## Goal
Each line that holds the word "Luca" should be returned.

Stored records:
####

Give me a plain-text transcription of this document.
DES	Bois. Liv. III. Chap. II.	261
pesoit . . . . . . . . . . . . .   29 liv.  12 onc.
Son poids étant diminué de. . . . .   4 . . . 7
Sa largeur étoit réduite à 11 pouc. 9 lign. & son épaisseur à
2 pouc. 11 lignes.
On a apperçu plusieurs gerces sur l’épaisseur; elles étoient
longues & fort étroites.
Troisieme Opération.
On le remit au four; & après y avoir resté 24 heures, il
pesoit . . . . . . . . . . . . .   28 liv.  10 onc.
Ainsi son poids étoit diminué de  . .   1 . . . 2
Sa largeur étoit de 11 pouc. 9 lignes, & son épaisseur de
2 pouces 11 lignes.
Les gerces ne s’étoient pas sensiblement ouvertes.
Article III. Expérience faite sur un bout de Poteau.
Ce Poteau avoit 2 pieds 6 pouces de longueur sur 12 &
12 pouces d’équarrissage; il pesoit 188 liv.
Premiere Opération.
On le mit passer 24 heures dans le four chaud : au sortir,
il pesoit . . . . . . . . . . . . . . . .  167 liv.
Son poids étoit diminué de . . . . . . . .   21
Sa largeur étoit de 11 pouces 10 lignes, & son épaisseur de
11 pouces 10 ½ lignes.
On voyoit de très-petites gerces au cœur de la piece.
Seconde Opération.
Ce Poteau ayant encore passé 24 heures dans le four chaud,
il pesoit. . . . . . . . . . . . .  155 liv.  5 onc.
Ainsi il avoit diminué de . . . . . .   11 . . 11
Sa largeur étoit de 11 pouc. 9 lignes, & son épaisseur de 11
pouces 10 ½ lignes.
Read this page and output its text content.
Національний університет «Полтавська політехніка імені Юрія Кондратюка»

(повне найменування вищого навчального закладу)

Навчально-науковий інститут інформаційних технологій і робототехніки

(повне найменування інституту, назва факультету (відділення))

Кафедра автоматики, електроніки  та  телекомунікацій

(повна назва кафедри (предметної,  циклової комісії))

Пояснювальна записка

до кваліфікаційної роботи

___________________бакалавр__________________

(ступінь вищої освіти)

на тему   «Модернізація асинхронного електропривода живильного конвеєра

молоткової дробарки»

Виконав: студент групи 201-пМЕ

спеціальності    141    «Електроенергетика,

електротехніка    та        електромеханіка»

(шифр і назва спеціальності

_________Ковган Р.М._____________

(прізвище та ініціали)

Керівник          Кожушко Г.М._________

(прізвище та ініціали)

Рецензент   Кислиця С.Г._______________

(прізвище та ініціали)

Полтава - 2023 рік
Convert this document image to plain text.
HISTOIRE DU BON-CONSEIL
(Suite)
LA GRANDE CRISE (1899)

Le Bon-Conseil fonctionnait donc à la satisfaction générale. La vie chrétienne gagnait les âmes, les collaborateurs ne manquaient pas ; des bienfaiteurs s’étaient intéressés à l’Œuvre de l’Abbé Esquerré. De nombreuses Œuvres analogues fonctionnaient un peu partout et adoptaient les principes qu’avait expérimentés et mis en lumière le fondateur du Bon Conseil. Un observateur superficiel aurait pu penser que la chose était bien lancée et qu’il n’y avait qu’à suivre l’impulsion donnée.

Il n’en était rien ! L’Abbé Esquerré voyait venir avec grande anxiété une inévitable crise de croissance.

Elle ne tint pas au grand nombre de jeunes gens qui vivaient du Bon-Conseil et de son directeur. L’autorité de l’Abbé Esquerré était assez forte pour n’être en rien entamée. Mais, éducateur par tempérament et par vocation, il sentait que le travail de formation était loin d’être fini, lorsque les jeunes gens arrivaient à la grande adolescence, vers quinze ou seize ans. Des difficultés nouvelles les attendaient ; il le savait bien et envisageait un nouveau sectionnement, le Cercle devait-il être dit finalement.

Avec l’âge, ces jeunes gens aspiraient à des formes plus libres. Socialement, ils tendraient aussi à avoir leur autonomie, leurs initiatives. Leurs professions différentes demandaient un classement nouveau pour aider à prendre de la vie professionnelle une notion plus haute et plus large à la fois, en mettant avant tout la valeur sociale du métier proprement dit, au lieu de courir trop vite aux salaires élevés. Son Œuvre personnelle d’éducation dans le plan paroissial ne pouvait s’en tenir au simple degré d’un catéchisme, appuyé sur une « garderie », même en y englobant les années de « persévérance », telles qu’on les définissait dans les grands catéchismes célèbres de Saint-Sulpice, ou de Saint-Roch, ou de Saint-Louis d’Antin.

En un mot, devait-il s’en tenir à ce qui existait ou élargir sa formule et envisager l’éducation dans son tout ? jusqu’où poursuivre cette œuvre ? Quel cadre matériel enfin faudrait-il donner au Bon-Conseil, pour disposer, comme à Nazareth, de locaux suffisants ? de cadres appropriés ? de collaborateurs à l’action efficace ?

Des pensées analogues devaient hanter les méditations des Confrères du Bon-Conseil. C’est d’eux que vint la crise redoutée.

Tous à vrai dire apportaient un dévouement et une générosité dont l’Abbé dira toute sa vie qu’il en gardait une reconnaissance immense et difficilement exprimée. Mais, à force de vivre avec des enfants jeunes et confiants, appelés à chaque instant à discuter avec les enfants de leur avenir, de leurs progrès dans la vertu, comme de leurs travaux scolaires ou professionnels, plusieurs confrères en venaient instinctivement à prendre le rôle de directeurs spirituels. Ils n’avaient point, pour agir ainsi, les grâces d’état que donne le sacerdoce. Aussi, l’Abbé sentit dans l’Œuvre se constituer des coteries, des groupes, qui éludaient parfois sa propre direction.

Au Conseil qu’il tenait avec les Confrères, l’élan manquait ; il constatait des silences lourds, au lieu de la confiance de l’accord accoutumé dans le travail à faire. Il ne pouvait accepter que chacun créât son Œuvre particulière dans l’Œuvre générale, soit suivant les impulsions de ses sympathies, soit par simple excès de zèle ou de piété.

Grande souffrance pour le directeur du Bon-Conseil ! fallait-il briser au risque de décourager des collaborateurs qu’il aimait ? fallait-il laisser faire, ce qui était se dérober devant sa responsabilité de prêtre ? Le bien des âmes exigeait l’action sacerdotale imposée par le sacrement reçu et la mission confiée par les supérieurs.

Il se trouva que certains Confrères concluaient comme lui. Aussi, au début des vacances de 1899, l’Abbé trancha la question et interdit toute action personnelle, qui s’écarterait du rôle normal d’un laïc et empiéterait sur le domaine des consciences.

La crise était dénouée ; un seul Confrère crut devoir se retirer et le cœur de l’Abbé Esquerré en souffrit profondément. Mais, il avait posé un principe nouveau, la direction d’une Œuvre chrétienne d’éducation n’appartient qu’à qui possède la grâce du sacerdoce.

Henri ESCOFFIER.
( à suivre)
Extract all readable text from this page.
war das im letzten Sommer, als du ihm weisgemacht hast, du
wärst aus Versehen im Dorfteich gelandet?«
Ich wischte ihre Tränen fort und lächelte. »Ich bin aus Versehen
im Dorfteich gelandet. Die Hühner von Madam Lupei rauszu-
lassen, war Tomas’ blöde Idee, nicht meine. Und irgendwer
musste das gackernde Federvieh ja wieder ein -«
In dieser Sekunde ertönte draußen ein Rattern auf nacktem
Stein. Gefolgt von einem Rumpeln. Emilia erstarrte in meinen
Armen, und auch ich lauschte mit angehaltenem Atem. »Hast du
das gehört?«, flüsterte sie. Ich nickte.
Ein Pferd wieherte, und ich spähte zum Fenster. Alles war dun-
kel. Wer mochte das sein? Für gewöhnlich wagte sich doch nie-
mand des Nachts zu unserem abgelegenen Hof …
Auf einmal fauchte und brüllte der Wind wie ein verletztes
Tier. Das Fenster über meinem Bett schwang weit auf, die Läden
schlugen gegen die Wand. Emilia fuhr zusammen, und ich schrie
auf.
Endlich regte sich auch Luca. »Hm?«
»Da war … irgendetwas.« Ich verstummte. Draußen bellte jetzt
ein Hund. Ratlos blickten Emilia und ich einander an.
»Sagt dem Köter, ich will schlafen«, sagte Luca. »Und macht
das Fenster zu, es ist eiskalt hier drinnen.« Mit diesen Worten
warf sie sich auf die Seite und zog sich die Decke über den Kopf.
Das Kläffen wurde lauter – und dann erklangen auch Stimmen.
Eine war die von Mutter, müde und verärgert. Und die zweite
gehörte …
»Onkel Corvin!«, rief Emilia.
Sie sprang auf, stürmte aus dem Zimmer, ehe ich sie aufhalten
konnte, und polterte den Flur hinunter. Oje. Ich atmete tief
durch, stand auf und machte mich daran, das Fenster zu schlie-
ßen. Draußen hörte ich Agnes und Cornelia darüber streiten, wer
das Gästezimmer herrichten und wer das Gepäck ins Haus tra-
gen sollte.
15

####

## Response to this task
Endlich regte sich auch Luca. »Hm?«
»Sagt dem Köter, ich will schlafen«, sagte Luca. »Und macht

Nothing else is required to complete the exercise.